GOAL OF THE EXERCISE:
Locate the line containing "What's the underlying" in the material below; repeat it and every line after it, exactly as written.

◇ ◇ ◇ ◇ ◇ ◇ ◇

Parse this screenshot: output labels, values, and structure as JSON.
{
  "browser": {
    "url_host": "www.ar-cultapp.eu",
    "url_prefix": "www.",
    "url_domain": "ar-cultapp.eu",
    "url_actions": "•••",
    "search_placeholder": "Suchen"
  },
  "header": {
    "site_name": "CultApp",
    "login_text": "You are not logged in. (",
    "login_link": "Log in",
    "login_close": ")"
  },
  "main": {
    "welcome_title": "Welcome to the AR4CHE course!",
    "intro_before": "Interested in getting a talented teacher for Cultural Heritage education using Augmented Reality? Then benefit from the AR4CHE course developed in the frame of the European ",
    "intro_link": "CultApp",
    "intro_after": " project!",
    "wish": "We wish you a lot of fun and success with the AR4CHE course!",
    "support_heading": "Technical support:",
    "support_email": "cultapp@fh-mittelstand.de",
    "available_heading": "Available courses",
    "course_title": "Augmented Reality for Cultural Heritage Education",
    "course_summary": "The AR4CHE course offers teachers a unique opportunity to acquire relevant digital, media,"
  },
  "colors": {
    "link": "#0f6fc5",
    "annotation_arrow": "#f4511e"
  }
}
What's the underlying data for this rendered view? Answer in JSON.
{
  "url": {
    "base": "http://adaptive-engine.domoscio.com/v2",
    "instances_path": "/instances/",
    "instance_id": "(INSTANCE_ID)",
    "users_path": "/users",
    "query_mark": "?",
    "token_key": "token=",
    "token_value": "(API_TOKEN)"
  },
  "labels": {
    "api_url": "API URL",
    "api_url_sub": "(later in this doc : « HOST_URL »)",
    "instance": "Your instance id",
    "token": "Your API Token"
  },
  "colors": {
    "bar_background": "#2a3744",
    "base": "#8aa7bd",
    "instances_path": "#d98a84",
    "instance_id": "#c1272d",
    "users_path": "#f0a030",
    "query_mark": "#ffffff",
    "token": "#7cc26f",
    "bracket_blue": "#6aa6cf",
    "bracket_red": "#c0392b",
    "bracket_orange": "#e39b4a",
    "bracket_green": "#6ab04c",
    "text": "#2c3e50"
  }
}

◇ ◇ ◇ ◇ ◇ ◇ ◇

EXPECTED OUTPUT:
What's the underlying data for this rendered view? Answer in JSON.
{
  "url": {
    "base": "http://adaptive-engine.domoscio.com/v2",
    "instances_path": "/instances/",
    "instance_id": "(INSTANCE_ID)",
    "users_path": "/users",
    "query_mark": "?",
    "token_key": "token=",
    "token_value": "(API_TOKEN)"
  },
  "labels": {
    "api_url": "API URL",
    "api_url_sub": "(later in this doc : « HOST_URL »)",
    "instance": "Your instance id",
    "token": "Your API Token"
  },
  "colors": {
    "bar_background": "#2a3744",
    "base": "#8aa7bd",
    "instances_path": "#d98a84",
    "instance_id": "#c1272d",
    "users_path": "#f0a030",
    "query_mark": "#ffffff",
    "token": "#7cc26f",
    "bracket_blue": "#6aa6cf",
    "bracket_red": "#c0392b",
    "bracket_orange": "#e39b4a",
    "bracket_green": "#6ab04c",
    "text": "#2c3e50"
  }
}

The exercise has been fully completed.